* _REQUEST_
Determine the number of lines holding the word "bočnice"; answer with that number only.

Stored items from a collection
--------------------
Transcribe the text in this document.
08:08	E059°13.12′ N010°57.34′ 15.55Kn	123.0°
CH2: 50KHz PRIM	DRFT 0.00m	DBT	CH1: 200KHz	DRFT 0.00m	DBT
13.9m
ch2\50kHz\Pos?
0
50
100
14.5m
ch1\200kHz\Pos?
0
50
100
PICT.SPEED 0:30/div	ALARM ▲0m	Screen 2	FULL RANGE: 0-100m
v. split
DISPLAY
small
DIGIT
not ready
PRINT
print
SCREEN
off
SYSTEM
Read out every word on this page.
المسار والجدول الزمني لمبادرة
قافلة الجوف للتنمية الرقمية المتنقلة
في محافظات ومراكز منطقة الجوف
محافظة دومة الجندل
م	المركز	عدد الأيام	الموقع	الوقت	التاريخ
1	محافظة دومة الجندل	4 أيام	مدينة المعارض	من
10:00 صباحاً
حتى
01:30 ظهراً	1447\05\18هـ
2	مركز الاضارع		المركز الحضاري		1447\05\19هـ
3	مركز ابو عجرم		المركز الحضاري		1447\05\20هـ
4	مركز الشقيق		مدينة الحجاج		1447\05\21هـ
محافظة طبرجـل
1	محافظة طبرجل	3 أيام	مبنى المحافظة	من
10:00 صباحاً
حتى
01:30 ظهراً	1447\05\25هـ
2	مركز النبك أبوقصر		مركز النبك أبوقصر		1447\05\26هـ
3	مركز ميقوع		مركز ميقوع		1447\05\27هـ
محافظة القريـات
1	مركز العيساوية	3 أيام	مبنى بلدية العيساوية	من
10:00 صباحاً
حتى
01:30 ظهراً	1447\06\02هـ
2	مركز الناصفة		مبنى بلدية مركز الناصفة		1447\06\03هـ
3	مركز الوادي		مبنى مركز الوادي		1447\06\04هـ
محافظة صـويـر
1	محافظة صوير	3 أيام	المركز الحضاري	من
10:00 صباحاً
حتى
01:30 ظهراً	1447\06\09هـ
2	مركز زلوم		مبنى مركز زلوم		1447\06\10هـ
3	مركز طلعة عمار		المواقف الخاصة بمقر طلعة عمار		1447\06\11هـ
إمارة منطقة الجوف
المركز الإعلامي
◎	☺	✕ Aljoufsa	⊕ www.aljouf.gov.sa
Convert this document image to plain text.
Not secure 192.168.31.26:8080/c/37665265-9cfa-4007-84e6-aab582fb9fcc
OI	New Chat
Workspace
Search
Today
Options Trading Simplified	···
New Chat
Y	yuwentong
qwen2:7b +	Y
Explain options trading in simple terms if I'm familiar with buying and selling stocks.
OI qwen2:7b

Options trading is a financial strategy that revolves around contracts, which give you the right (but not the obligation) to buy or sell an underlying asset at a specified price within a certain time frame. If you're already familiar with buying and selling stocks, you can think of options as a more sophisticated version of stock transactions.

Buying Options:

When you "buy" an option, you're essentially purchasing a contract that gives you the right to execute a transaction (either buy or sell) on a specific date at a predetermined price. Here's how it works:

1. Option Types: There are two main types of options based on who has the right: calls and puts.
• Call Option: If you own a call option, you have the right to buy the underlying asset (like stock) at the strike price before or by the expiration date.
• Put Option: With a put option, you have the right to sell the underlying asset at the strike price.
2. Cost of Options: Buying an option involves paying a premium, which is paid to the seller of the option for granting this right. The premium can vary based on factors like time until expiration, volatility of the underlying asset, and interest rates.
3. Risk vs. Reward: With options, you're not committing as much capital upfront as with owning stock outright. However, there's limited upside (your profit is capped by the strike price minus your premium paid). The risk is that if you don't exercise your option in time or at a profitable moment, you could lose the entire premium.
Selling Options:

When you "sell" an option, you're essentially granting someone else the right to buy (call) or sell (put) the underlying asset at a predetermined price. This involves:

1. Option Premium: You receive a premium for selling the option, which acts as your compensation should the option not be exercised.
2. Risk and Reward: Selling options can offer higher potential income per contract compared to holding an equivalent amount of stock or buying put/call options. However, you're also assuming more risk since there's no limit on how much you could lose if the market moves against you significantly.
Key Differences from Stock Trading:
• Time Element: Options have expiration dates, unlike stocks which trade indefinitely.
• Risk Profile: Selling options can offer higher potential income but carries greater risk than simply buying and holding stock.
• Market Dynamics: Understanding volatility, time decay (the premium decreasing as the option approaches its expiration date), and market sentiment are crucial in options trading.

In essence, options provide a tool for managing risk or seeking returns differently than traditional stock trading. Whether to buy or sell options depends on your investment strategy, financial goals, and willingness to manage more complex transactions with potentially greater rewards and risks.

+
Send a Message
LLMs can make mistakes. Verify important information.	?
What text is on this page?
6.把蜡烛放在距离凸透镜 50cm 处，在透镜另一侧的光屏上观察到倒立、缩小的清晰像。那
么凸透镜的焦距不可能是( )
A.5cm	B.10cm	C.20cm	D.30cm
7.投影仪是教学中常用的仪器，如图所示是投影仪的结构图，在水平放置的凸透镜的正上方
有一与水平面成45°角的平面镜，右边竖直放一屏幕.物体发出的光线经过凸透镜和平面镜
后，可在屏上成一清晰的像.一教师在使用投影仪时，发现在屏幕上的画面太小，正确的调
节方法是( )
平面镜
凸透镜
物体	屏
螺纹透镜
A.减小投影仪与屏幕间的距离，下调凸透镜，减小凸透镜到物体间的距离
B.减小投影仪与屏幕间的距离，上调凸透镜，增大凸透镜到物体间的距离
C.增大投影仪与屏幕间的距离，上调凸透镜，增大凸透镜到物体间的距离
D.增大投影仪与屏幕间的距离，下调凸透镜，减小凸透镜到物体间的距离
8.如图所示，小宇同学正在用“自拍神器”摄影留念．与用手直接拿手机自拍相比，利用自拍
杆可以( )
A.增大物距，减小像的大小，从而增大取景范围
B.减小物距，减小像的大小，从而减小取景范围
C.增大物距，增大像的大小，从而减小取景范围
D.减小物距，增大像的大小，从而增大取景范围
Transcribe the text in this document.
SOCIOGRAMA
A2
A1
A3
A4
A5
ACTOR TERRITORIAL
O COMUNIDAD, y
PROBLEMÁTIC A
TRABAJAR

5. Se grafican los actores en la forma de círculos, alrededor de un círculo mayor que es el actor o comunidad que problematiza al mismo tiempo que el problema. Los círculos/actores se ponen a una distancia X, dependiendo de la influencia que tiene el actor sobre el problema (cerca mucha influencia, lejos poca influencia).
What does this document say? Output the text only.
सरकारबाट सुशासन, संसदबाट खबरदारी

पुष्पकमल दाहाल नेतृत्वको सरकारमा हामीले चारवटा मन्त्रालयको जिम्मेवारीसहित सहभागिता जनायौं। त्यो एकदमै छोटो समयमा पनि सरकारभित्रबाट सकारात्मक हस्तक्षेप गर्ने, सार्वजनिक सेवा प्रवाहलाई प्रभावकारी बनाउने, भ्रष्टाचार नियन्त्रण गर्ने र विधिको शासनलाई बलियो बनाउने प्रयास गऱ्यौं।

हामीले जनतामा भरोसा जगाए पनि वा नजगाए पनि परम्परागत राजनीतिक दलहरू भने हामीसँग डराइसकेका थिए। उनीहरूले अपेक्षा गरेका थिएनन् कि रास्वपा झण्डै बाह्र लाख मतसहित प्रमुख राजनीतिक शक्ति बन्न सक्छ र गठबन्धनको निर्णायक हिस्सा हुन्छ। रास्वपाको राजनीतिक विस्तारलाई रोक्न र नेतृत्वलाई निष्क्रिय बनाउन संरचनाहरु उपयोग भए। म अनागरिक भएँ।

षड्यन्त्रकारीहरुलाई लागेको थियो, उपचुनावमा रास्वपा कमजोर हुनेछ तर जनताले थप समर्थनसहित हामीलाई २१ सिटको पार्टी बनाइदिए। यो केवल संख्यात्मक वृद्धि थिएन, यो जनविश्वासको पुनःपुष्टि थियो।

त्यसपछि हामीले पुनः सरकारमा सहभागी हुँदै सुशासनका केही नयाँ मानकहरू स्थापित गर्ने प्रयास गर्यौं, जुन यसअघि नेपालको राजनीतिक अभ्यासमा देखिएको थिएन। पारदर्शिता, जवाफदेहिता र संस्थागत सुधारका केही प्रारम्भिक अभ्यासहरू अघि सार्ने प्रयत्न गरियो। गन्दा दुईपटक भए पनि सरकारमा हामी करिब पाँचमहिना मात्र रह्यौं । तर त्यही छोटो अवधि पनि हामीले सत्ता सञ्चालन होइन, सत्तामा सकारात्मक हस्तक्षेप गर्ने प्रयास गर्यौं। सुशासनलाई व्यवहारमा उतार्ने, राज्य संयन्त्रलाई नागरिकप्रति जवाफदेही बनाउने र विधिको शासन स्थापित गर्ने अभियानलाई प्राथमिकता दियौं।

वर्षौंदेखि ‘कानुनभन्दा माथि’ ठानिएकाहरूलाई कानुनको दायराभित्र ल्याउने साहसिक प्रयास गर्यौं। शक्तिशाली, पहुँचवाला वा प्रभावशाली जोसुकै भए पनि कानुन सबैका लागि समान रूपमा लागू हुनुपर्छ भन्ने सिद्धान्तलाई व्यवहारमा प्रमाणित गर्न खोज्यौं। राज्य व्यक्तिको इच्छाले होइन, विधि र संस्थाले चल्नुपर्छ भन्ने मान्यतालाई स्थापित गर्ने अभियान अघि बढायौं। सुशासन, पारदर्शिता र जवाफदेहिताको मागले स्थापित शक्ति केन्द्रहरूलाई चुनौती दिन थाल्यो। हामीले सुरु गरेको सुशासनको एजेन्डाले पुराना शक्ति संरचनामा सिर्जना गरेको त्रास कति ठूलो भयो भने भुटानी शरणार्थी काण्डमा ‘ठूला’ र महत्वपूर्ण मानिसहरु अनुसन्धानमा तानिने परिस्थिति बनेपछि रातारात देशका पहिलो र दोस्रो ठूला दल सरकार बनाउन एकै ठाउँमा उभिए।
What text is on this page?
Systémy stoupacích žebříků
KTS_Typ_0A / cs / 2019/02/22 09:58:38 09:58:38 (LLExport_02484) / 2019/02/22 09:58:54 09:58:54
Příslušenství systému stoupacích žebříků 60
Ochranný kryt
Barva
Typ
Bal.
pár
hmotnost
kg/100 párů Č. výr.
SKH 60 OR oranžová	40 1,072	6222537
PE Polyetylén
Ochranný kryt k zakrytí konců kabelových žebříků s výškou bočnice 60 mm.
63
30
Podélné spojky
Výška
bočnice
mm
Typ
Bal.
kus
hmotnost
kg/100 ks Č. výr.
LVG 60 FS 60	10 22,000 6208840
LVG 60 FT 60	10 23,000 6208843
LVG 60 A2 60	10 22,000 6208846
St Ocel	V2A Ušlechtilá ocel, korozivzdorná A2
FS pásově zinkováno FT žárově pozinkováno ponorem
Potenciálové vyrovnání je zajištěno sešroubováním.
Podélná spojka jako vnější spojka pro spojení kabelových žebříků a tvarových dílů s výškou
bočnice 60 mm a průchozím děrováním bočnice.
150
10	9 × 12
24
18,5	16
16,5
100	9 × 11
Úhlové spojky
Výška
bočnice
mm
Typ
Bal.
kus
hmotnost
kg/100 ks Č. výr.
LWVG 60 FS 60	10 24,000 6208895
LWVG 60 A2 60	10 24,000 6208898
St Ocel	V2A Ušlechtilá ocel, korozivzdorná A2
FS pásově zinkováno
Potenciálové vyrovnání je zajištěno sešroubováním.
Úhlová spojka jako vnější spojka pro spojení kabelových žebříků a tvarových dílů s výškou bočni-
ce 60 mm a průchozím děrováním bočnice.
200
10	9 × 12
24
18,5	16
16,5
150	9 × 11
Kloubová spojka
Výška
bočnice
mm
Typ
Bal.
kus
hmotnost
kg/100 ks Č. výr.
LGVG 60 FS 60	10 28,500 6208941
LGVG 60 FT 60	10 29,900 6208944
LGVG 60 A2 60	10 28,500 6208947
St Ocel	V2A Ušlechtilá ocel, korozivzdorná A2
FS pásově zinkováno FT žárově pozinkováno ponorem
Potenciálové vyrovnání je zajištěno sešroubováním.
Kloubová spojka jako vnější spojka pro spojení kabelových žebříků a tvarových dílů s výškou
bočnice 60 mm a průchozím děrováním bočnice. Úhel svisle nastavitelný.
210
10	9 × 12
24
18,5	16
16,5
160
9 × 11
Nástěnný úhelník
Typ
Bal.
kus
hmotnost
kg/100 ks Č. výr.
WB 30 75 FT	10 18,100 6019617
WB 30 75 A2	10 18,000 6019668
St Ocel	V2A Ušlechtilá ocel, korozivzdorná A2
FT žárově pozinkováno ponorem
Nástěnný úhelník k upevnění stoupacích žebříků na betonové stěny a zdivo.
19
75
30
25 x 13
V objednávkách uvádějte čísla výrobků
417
--------------------
* _OUTPUT FOR THIS EXERCISE_
7